DATASET EXCERPTS.
• • • • •
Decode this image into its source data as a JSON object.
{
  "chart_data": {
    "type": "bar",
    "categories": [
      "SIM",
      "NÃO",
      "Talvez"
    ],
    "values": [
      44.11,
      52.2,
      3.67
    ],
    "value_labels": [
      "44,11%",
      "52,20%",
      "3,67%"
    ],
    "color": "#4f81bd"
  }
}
• • • • •
TASK GOAL. Reproduce each entry above exactly, keeping every word.

REPLY.
Decode this image into its source data as a JSON object.
{
  "chart_data": {
    "type": "bar",
    "categories": [
      "SIM",
      "NÃO",
      "Talvez"
    ],
    "values": [
      44.11,
      52.2,
      3.67
    ],
    "value_labels": [
      "44,11%",
      "52,20%",
      "3,67%"
    ],
    "color": "#4f81bd"
  }
}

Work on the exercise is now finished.